Please copy every one of the rows below word for word, keeping each line as it stands.

● **STORED DATA**
"""
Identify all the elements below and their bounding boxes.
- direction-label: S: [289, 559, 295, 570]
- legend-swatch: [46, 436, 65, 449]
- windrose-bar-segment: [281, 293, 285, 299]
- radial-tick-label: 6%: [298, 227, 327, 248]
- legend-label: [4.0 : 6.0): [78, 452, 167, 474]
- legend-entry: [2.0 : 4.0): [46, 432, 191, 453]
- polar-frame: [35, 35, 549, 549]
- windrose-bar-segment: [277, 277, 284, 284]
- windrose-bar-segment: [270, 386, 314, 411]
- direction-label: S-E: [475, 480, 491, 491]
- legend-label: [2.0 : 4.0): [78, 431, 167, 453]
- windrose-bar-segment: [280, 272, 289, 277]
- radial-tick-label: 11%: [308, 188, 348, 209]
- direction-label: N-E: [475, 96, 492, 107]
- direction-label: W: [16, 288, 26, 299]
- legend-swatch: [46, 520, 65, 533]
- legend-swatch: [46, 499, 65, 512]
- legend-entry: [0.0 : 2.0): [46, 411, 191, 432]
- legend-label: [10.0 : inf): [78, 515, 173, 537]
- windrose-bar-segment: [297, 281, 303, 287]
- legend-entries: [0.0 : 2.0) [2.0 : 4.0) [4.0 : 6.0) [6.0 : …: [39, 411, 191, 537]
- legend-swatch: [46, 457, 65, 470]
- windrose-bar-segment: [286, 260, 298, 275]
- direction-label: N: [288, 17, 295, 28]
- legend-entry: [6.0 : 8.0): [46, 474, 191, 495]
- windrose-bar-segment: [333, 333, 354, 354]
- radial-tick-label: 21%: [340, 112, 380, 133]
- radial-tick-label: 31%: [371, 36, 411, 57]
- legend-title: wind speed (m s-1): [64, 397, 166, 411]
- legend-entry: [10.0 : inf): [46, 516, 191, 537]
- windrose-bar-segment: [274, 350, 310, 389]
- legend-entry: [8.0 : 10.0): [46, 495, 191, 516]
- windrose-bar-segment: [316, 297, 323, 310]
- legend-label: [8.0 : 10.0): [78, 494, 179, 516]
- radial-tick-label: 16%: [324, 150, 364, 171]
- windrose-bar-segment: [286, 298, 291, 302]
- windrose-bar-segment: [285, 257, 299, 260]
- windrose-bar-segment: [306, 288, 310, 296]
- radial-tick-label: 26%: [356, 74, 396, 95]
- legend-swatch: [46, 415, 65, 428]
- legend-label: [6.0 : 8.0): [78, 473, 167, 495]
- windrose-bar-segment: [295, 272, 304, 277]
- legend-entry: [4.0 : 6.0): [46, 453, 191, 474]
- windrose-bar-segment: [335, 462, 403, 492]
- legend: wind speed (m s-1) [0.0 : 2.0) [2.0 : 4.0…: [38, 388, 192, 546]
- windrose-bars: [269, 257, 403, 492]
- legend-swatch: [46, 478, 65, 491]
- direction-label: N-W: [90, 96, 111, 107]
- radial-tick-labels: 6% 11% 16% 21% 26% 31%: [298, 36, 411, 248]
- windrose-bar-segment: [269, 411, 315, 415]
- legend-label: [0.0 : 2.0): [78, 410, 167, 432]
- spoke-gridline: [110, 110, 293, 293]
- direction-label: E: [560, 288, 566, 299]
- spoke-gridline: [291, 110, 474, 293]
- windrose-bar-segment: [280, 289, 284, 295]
"""
● **PROBLEM SOLUTION**
Identify all the elements below and their bounding boxes.
- direction-label: S: [289, 559, 295, 570]
- legend-swatch: [46, 436, 65, 449]
- windrose-bar-segment: [281, 293, 285, 299]
- radial-tick-label: 6%: [298, 227, 327, 248]
- legend-label: [4.0 : 6.0): [78, 452, 167, 474]
- legend-entry: [2.0 : 4.0): [46, 432, 191, 453]
- polar-frame: [35, 35, 549, 549]
- windrose-bar-segment: [277, 277, 284, 284]
- windrose-bar-segment: [270, 386, 314, 411]
- direction-label: S-E: [475, 480, 491, 491]
- legend-label: [2.0 : 4.0): [78, 431, 167, 453]
- windrose-bar-segment: [280, 272, 289, 277]
- radial-tick-label: 11%: [308, 188, 348, 209]
- direction-label: N-E: [475, 96, 492, 107]
- direction-label: W: [16, 288, 26, 299]
- legend-swatch: [46, 520, 65, 533]
- legend-swatch: [46, 499, 65, 512]
- legend-entry: [0.0 : 2.0): [46, 411, 191, 432]
- legend-label: [10.0 : inf): [78, 515, 173, 537]
- windrose-bar-segment: [297, 281, 303, 287]
- legend-entries: [0.0 : 2.0) [2.0 : 4.0) [4.0 : 6.0) [6.0 : …: [39, 411, 191, 537]
- legend-swatch: [46, 457, 65, 470]
- windrose-bar-segment: [286, 260, 298, 275]
- direction-label: N: [288, 17, 295, 28]
- legend-entry: [6.0 : 8.0): [46, 474, 191, 495]
- windrose-bar-segment: [333, 333, 354, 354]
- radial-tick-label: 21%: [340, 112, 380, 133]
- radial-tick-label: 31%: [371, 36, 411, 57]
- legend-title: wind speed (m s-1): [64, 397, 166, 411]
- legend-entry: [10.0 : inf): [46, 516, 191, 537]
- windrose-bar-segment: [274, 350, 310, 389]
- legend-entry: [8.0 : 10.0): [46, 495, 191, 516]
- windrose-bar-segment: [316, 297, 323, 310]
- legend-label: [8.0 : 10.0): [78, 494, 179, 516]
- radial-tick-label: 16%: [324, 150, 364, 171]
- windrose-bar-segment: [286, 298, 291, 302]
- windrose-bar-segment: [285, 257, 299, 260]
- windrose-bar-segment: [306, 288, 310, 296]
- radial-tick-label: 26%: [356, 74, 396, 95]
- legend-swatch: [46, 415, 65, 428]
- legend-label: [6.0 : 8.0): [78, 473, 167, 495]
- windrose-bar-segment: [295, 272, 304, 277]
- legend-entry: [4.0 : 6.0): [46, 453, 191, 474]
- windrose-bar-segment: [335, 462, 403, 492]
- legend: wind speed (m s-1) [0.0 : 2.0) [2.0 : 4.0…: [38, 388, 192, 546]
- windrose-bars: [269, 257, 403, 492]
- legend-swatch: [46, 478, 65, 491]
- direction-label: N-W: [90, 96, 111, 107]
- radial-tick-labels: 6% 11% 16% 21% 26% 31%: [298, 36, 411, 248]
- windrose-bar-segment: [269, 411, 315, 415]
- legend-label: [0.0 : 2.0): [78, 410, 167, 432]
- spoke-gridline: [110, 110, 293, 293]
- direction-label: E: [560, 288, 566, 299]
- spoke-gridline: [291, 110, 474, 293]
- windrose-bar-segment: [280, 289, 284, 295]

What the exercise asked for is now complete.